Retype the complete listing exactly as it appears.

────

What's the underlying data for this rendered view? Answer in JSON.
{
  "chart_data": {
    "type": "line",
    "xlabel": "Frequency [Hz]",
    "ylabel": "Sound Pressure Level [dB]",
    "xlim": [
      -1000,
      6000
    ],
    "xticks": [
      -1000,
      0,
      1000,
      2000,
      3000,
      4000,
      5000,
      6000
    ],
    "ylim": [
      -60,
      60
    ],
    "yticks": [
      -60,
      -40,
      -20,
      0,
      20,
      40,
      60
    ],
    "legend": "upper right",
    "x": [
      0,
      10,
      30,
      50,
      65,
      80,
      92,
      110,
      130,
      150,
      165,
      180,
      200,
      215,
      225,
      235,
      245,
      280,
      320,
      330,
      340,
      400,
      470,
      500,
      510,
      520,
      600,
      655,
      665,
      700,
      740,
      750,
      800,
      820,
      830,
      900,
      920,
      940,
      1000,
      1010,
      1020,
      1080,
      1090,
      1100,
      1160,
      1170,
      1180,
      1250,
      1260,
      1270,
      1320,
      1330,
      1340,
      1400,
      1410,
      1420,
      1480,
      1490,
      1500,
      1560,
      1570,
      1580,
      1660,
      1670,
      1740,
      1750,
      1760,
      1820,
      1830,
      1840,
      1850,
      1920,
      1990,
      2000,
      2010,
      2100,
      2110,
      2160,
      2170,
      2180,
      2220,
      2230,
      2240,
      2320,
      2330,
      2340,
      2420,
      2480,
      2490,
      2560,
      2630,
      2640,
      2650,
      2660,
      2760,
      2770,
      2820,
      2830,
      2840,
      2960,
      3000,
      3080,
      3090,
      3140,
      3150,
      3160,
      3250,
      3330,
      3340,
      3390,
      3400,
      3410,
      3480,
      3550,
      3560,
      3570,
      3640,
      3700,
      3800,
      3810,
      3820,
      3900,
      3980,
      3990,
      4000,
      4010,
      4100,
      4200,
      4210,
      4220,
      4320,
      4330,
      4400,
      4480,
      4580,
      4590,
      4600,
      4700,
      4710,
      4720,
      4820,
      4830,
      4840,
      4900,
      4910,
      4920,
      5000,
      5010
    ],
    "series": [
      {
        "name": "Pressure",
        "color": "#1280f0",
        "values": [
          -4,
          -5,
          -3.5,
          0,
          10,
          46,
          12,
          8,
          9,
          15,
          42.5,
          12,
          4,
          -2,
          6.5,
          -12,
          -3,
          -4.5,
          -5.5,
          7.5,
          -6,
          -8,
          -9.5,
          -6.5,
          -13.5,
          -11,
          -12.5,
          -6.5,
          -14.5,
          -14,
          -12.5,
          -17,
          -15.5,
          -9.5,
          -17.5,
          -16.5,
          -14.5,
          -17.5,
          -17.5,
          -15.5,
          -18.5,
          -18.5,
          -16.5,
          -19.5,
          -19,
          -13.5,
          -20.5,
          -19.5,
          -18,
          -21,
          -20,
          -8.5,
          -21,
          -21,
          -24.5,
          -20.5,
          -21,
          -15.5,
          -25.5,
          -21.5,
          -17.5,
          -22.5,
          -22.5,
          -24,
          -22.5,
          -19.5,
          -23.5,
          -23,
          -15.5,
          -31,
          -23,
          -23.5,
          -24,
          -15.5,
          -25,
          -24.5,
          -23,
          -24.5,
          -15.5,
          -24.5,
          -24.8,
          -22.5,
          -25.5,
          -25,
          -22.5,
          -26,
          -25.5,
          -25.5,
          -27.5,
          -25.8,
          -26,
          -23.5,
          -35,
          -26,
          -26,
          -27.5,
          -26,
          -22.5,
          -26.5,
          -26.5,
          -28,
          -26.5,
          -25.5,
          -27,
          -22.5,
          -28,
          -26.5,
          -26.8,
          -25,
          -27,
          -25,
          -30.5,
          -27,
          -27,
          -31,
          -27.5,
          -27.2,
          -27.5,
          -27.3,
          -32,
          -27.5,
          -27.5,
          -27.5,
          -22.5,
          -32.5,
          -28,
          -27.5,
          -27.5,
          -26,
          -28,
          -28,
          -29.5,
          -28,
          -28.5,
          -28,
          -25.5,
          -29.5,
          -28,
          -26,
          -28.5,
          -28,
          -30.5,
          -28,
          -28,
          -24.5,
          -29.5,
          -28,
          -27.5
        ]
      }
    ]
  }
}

────

* _Answer in full_:
What's the underlying data for this rendered view? Answer in JSON.
{
  "chart_data": {
    "type": "line",
    "xlabel": "Frequency [Hz]",
    "ylabel": "Sound Pressure Level [dB]",
    "xlim": [
      -1000,
      6000
    ],
    "xticks": [
      -1000,
      0,
      1000,
      2000,
      3000,
      4000,
      5000,
      6000
    ],
    "ylim": [
      -60,
      60
    ],
    "yticks": [
      -60,
      -40,
      -20,
      0,
      20,
      40,
      60
    ],
    "legend": "upper right",
    "x": [
      0,
      10,
      30,
      50,
      65,
      80,
      92,
      110,
      130,
      150,
      165,
      180,
      200,
      215,
      225,
      235,
      245,
      280,
      320,
      330,
      340,
      400,
      470,
      500,
      510,
      520,
      600,
      655,
      665,
      700,
      740,
      750,
      800,
      820,
      830,
      900,
      920,
      940,
      1000,
      1010,
      1020,
      1080,
      1090,
      1100,
      1160,
      1170,
      1180,
      1250,
      1260,
      1270,
      1320,
      1330,
      1340,
      1400,
      1410,
      1420,
      1480,
      1490,
      1500,
      1560,
      1570,
      1580,
      1660,
      1670,
      1740,
      1750,
      1760,
      1820,
      1830,
      1840,
      1850,
      1920,
      1990,
      2000,
      2010,
      2100,
      2110,
      2160,
      2170,
      2180,
      2220,
      2230,
      2240,
      2320,
      2330,
      2340,
      2420,
      2480,
      2490,
      2560,
      2630,
      2640,
      2650,
      2660,
      2760,
      2770,
      2820,
      2830,
      2840,
      2960,
      3000,
      3080,
      3090,
      3140,
      3150,
      3160,
      3250,
      3330,
      3340,
      3390,
      3400,
      3410,
      3480,
      3550,
      3560,
      3570,
      3640,
      3700,
      3800,
      3810,
      3820,
      3900,
      3980,
      3990,
      4000,
      4010,
      4100,
      4200,
      4210,
      4220,
      4320,
      4330,
      4400,
      4480,
      4580,
      4590,
      4600,
      4700,
      4710,
      4720,
      4820,
      4830,
      4840,
      4900,
      4910,
      4920,
      5000,
      5010
    ],
    "series": [
      {
        "name": "Pressure",
        "color": "#1280f0",
        "values": [
          -4,
          -5,
          -3.5,
          0,
          10,
          46,
          12,
          8,
          9,
          15,
          42.5,
          12,
          4,
          -2,
          6.5,
          -12,
          -3,
          -4.5,
          -5.5,
          7.5,
          -6,
          -8,
          -9.5,
          -6.5,
          -13.5,
          -11,
          -12.5,
          -6.5,
          -14.5,
          -14,
          -12.5,
          -17,
          -15.5,
          -9.5,
          -17.5,
          -16.5,
          -14.5,
          -17.5,
          -17.5,
          -15.5,
          -18.5,
          -18.5,
          -16.5,
          -19.5,
          -19,
          -13.5,
          -20.5,
          -19.5,
          -18,
          -21,
          -20,
          -8.5,
          -21,
          -21,
          -24.5,
          -20.5,
          -21,
          -15.5,
          -25.5,
          -21.5,
          -17.5,
          -22.5,
          -22.5,
          -24,
          -22.5,
          -19.5,
          -23.5,
          -23,
          -15.5,
          -31,
          -23,
          -23.5,
          -24,
          -15.5,
          -25,
          -24.5,
          -23,
          -24.5,
          -15.5,
          -24.5,
          -24.8,
          -22.5,
          -25.5,
          -25,
          -22.5,
          -26,
          -25.5,
          -25.5,
          -27.5,
          -25.8,
          -26,
          -23.5,
          -35,
          -26,
          -26,
          -27.5,
          -26,
          -22.5,
          -26.5,
          -26.5,
          -28,
          -26.5,
          -25.5,
          -27,
          -22.5,
          -28,
          -26.5,
          -26.8,
          -25,
          -27,
          -25,
          -30.5,
          -27,
          -27,
          -31,
          -27.5,
          -27.2,
          -27.5,
          -27.3,
          -32,
          -27.5,
          -27.5,
          -27.5,
          -22.5,
          -32.5,
          -28,
          -27.5,
          -27.5,
          -26,
          -28,
          -28,
          -29.5,
          -28,
          -28.5,
          -28,
          -25.5,
          -29.5,
          -28,
          -26,
          -28.5,
          -28,
          -30.5,
          -28,
          -28,
          -24.5,
          -29.5,
          -28,
          -27.5
        ]
      }
    ]
  }
}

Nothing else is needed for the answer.